• _STATED PROBLEM_
Restate the whole listing word for word. Pictures are left out.

━━ MATERIALS PROVIDED ━━

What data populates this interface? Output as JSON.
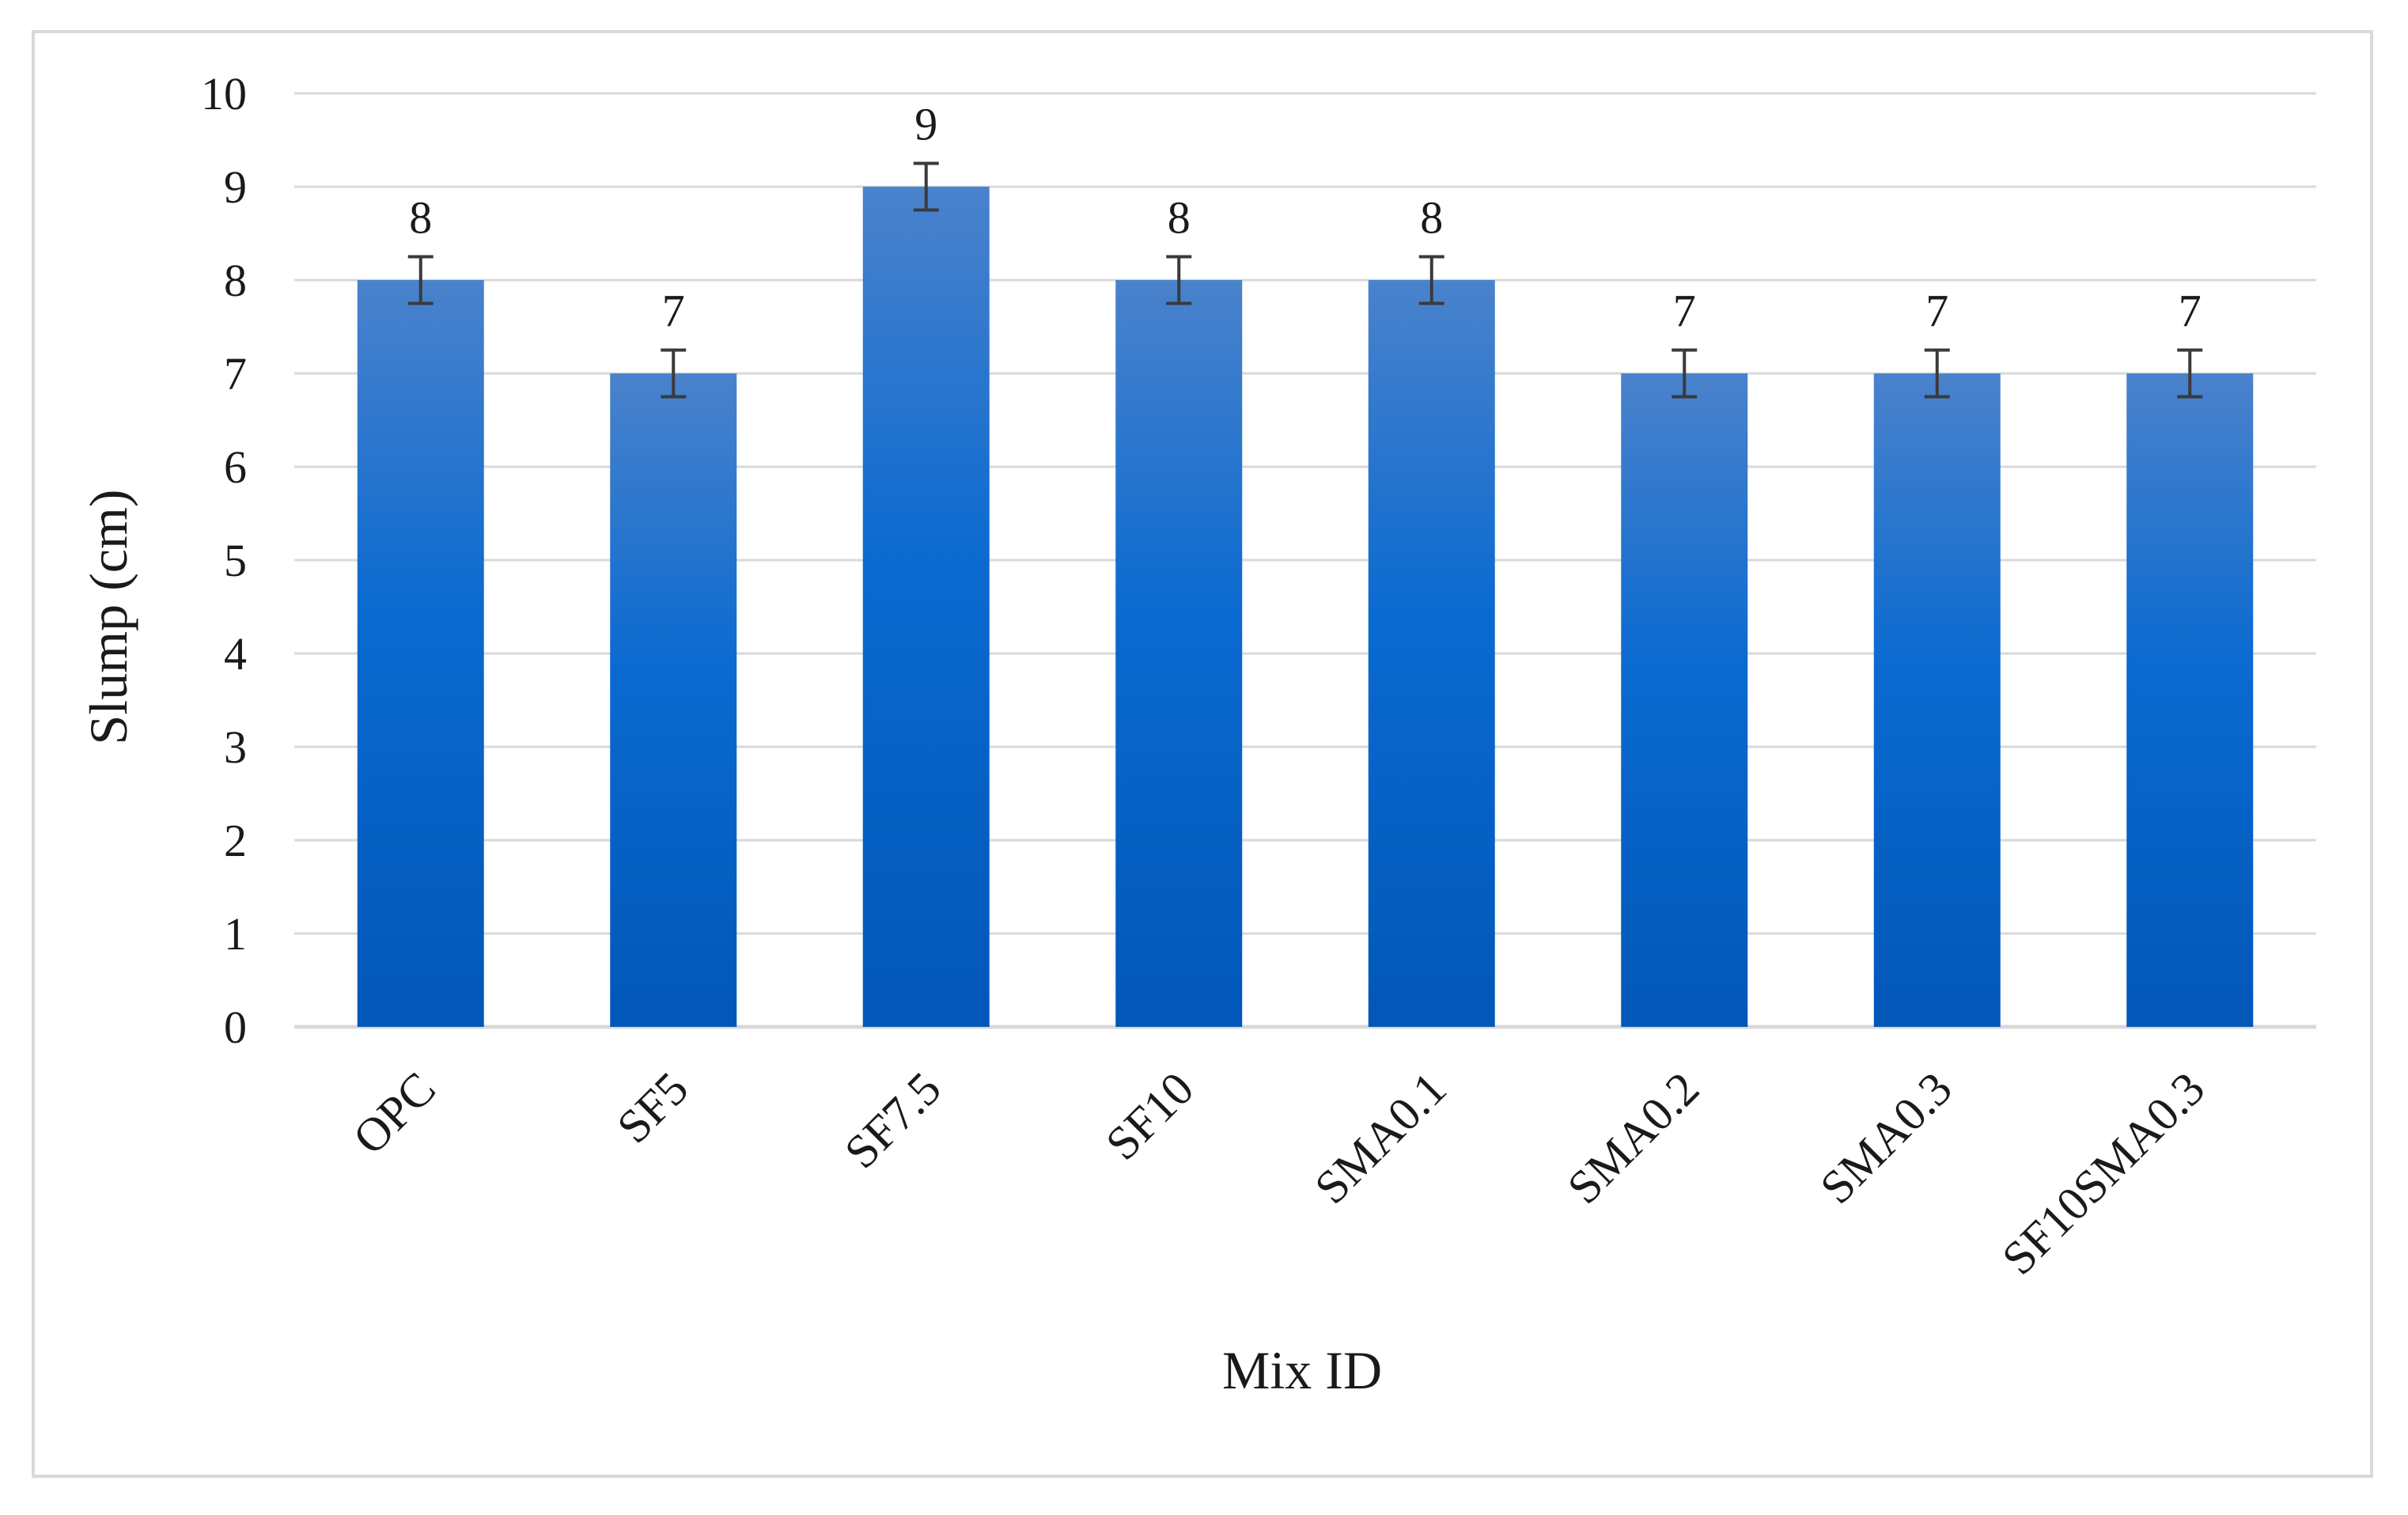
{
  "chart_data": {
    "type": "bar",
    "categories": [
      "OPC",
      "SF5",
      "SF7.5",
      "SF10",
      "SMA0.1",
      "SMA0.2",
      "SMA0.3",
      "SF10SMA0.3"
    ],
    "values": [
      8,
      7,
      9,
      8,
      8,
      7,
      7,
      7
    ],
    "error": [
      0.25,
      0.25,
      0.25,
      0.25,
      0.25,
      0.25,
      0.25,
      0.25
    ],
    "data_labels": [
      "8",
      "7",
      "9",
      "8",
      "8",
      "7",
      "7",
      "7"
    ],
    "xlabel": "Mix ID",
    "ylabel": "Slump (cm)",
    "ylim": [
      0,
      10
    ],
    "yticks": [
      0,
      1,
      2,
      3,
      4,
      5,
      6,
      7,
      8,
      9,
      10
    ],
    "grid": true,
    "legend": "none",
    "bar_color_top": "#4a82cc",
    "bar_color_mid": "#0a6ad0",
    "bar_color_bottom": "#0257b8",
    "grid_color": "#d9d9d9",
    "error_color": "#3a3a3a"
  }
}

━━━

• _TASK ANSWER_
What data populates this interface? Output as JSON.
{
  "chart_data": {
    "type": "bar",
    "categories": [
      "OPC",
      "SF5",
      "SF7.5",
      "SF10",
      "SMA0.1",
      "SMA0.2",
      "SMA0.3",
      "SF10SMA0.3"
    ],
    "values": [
      8,
      7,
      9,
      8,
      8,
      7,
      7,
      7
    ],
    "error": [
      0.25,
      0.25,
      0.25,
      0.25,
      0.25,
      0.25,
      0.25,
      0.25
    ],
    "data_labels": [
      "8",
      "7",
      "9",
      "8",
      "8",
      "7",
      "7",
      "7"
    ],
    "xlabel": "Mix ID",
    "ylabel": "Slump (cm)",
    "ylim": [
      0,
      10
    ],
    "yticks": [
      0,
      1,
      2,
      3,
      4,
      5,
      6,
      7,
      8,
      9,
      10
    ],
    "grid": true,
    "legend": "none",
    "bar_color_top": "#4a82cc",
    "bar_color_mid": "#0a6ad0",
    "bar_color_bottom": "#0257b8",
    "grid_color": "#d9d9d9",
    "error_color": "#3a3a3a"
  }
}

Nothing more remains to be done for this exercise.